● **PROBLEM TO SOLVE**
Transcribe the entries that follow, word for word.

++++ LISTING

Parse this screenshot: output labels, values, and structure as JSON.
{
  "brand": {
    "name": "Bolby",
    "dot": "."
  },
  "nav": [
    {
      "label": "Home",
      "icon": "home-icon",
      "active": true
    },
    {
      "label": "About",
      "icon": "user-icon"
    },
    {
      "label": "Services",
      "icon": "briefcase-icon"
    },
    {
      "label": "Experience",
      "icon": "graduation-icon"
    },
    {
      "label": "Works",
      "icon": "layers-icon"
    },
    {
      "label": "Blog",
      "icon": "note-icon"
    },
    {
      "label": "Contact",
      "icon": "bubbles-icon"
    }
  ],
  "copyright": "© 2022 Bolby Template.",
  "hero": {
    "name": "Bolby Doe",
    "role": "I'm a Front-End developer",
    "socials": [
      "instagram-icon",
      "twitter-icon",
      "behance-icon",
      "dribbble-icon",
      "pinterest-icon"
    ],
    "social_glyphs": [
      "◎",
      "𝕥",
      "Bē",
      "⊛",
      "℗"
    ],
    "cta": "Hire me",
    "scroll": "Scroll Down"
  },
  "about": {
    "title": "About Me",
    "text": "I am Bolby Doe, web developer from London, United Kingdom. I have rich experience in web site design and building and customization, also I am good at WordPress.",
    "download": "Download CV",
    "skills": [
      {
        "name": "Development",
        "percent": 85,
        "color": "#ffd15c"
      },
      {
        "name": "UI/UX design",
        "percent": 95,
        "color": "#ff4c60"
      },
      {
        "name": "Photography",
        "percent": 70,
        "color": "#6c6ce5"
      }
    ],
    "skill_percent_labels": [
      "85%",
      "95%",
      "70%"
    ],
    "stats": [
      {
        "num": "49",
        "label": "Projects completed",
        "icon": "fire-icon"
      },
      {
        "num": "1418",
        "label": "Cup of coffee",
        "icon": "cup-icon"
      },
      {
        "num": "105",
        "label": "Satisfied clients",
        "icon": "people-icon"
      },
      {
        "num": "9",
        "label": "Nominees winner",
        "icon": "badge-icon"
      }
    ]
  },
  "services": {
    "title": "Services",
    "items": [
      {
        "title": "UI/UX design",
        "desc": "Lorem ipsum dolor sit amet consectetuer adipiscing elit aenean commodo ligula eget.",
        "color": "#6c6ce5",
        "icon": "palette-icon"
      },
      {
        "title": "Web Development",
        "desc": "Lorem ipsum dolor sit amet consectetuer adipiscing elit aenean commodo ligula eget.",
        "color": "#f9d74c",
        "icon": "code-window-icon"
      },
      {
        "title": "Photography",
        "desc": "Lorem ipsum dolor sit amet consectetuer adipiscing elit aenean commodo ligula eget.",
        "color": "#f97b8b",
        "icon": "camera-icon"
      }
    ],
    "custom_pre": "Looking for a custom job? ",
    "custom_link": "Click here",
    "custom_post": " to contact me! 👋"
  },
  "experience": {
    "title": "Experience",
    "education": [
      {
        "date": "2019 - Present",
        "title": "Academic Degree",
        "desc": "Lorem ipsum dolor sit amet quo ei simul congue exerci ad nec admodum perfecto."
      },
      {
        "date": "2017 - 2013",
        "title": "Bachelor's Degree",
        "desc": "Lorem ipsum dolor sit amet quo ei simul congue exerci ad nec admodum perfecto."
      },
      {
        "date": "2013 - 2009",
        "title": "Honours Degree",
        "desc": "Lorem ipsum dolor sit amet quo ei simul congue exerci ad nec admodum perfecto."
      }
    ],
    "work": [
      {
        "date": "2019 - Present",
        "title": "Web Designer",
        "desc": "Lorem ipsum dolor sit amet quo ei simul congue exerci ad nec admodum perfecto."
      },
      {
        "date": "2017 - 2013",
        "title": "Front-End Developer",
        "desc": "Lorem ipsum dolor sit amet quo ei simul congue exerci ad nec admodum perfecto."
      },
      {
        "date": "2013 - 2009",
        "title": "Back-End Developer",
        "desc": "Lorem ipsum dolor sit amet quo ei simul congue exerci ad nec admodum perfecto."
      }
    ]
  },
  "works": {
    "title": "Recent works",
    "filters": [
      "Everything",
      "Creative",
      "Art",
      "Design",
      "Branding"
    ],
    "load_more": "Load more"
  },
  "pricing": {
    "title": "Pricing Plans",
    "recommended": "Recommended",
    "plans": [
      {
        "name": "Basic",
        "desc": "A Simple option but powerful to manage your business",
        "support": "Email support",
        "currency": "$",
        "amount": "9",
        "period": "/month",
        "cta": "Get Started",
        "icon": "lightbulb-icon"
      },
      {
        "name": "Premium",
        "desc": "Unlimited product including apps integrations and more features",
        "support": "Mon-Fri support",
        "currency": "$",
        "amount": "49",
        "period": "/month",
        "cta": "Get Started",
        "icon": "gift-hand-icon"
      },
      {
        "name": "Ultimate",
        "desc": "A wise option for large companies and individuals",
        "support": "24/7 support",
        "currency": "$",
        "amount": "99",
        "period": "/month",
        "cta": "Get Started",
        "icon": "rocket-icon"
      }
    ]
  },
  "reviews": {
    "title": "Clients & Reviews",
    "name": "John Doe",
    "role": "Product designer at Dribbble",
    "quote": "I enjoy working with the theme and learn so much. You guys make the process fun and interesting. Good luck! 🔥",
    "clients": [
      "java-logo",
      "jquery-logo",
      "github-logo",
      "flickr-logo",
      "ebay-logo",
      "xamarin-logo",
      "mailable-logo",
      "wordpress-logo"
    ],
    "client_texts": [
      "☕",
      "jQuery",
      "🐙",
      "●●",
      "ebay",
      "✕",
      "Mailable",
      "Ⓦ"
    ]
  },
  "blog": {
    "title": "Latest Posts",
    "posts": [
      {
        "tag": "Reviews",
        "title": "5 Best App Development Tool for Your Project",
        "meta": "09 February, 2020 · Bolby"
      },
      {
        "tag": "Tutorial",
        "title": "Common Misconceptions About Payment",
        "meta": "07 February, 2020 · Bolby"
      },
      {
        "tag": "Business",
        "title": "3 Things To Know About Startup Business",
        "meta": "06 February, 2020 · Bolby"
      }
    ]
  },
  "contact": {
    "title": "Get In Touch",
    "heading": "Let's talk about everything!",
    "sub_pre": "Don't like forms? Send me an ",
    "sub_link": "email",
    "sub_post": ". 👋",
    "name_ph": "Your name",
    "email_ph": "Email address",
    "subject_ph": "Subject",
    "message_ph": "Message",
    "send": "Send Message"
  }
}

++++++++

● **TASK OUTPUT**
Parse this screenshot: output labels, values, and structure as JSON.
{
  "brand": {
    "name": "Bolby",
    "dot": "."
  },
  "nav": [
    {
      "label": "Home",
      "icon": "home-icon",
      "active": true
    },
    {
      "label": "About",
      "icon": "user-icon"
    },
    {
      "label": "Services",
      "icon": "briefcase-icon"
    },
    {
      "label": "Experience",
      "icon": "graduation-icon"
    },
    {
      "label": "Works",
      "icon": "layers-icon"
    },
    {
      "label": "Blog",
      "icon": "note-icon"
    },
    {
      "label": "Contact",
      "icon": "bubbles-icon"
    }
  ],
  "copyright": "© 2022 Bolby Template.",
  "hero": {
    "name": "Bolby Doe",
    "role": "I'm a Front-End developer",
    "socials": [
      "instagram-icon",
      "twitter-icon",
      "behance-icon",
      "dribbble-icon",
      "pinterest-icon"
    ],
    "social_glyphs": [
      "◎",
      "𝕥",
      "Bē",
      "⊛",
      "℗"
    ],
    "cta": "Hire me",
    "scroll": "Scroll Down"
  },
  "about": {
    "title": "About Me",
    "text": "I am Bolby Doe, web developer from London, United Kingdom. I have rich experience in web site design and building and customization, also I am good at WordPress.",
    "download": "Download CV",
    "skills": [
      {
        "name": "Development",
        "percent": 85,
        "color": "#ffd15c"
      },
      {
        "name": "UI/UX design",
        "percent": 95,
        "color": "#ff4c60"
      },
      {
        "name": "Photography",
        "percent": 70,
        "color": "#6c6ce5"
      }
    ],
    "skill_percent_labels": [
      "85%",
      "95%",
      "70%"
    ],
    "stats": [
      {
        "num": "49",
        "label": "Projects completed",
        "icon": "fire-icon"
      },
      {
        "num": "1418",
        "label": "Cup of coffee",
        "icon": "cup-icon"
      },
      {
        "num": "105",
        "label": "Satisfied clients",
        "icon": "people-icon"
      },
      {
        "num": "9",
        "label": "Nominees winner",
        "icon": "badge-icon"
      }
    ]
  },
  "services": {
    "title": "Services",
    "items": [
      {
        "title": "UI/UX design",
        "desc": "Lorem ipsum dolor sit amet consectetuer adipiscing elit aenean commodo ligula eget.",
        "color": "#6c6ce5",
        "icon": "palette-icon"
      },
      {
        "title": "Web Development",
        "desc": "Lorem ipsum dolor sit amet consectetuer adipiscing elit aenean commodo ligula eget.",
        "color": "#f9d74c",
        "icon": "code-window-icon"
      },
      {
        "title": "Photography",
        "desc": "Lorem ipsum dolor sit amet consectetuer adipiscing elit aenean commodo ligula eget.",
        "color": "#f97b8b",
        "icon": "camera-icon"
      }
    ],
    "custom_pre": "Looking for a custom job? ",
    "custom_link": "Click here",
    "custom_post": " to contact me! 👋"
  },
  "experience": {
    "title": "Experience",
    "education": [
      {
        "date": "2019 - Present",
        "title": "Academic Degree",
        "desc": "Lorem ipsum dolor sit amet quo ei simul congue exerci ad nec admodum perfecto."
      },
      {
        "date": "2017 - 2013",
        "title": "Bachelor's Degree",
        "desc": "Lorem ipsum dolor sit amet quo ei simul congue exerci ad nec admodum perfecto."
      },
      {
        "date": "2013 - 2009",
        "title": "Honours Degree",
        "desc": "Lorem ipsum dolor sit amet quo ei simul congue exerci ad nec admodum perfecto."
      }
    ],
    "work": [
      {
        "date": "2019 - Present",
        "title": "Web Designer",
        "desc": "Lorem ipsum dolor sit amet quo ei simul congue exerci ad nec admodum perfecto."
      },
      {
        "date": "2017 - 2013",
        "title": "Front-End Developer",
        "desc": "Lorem ipsum dolor sit amet quo ei simul congue exerci ad nec admodum perfecto."
      },
      {
        "date": "2013 - 2009",
        "title": "Back-End Developer",
        "desc": "Lorem ipsum dolor sit amet quo ei simul congue exerci ad nec admodum perfecto."
      }
    ]
  },
  "works": {
    "title": "Recent works",
    "filters": [
      "Everything",
      "Creative",
      "Art",
      "Design",
      "Branding"
    ],
    "load_more": "Load more"
  },
  "pricing": {
    "title": "Pricing Plans",
    "recommended": "Recommended",
    "plans": [
      {
        "name": "Basic",
        "desc": "A Simple option but powerful to manage your business",
        "support": "Email support",
        "currency": "$",
        "amount": "9",
        "period": "/month",
        "cta": "Get Started",
        "icon": "lightbulb-icon"
      },
      {
        "name": "Premium",
        "desc": "Unlimited product including apps integrations and more features",
        "support": "Mon-Fri support",
        "currency": "$",
        "amount": "49",
        "period": "/month",
        "cta": "Get Started",
        "icon": "gift-hand-icon"
      },
      {
        "name": "Ultimate",
        "desc": "A wise option for large companies and individuals",
        "support": "24/7 support",
        "currency": "$",
        "amount": "99",
        "period": "/month",
        "cta": "Get Started",
        "icon": "rocket-icon"
      }
    ]
  },
  "reviews": {
    "title": "Clients & Reviews",
    "name": "John Doe",
    "role": "Product designer at Dribbble",
    "quote": "I enjoy working with the theme and learn so much. You guys make the process fun and interesting. Good luck! 🔥",
    "clients": [
      "java-logo",
      "jquery-logo",
      "github-logo",
      "flickr-logo",
      "ebay-logo",
      "xamarin-logo",
      "mailable-logo",
      "wordpress-logo"
    ],
    "client_texts": [
      "☕",
      "jQuery",
      "🐙",
      "●●",
      "ebay",
      "✕",
      "Mailable",
      "Ⓦ"
    ]
  },
  "blog": {
    "title": "Latest Posts",
    "posts": [
      {
        "tag": "Reviews",
        "title": "5 Best App Development Tool for Your Project",
        "meta": "09 February, 2020 · Bolby"
      },
      {
        "tag": "Tutorial",
        "title": "Common Misconceptions About Payment",
        "meta": "07 February, 2020 · Bolby"
      },
      {
        "tag": "Business",
        "title": "3 Things To Know About Startup Business",
        "meta": "06 February, 2020 · Bolby"
      }
    ]
  },
  "contact": {
    "title": "Get In Touch",
    "heading": "Let's talk about everything!",
    "sub_pre": "Don't like forms? Send me an ",
    "sub_link": "email",
    "sub_post": ". 👋",
    "name_ph": "Your name",
    "email_ph": "Email address",
    "subject_ph": "Subject",
    "message_ph": "Message",
    "send": "Send Message"
  }
}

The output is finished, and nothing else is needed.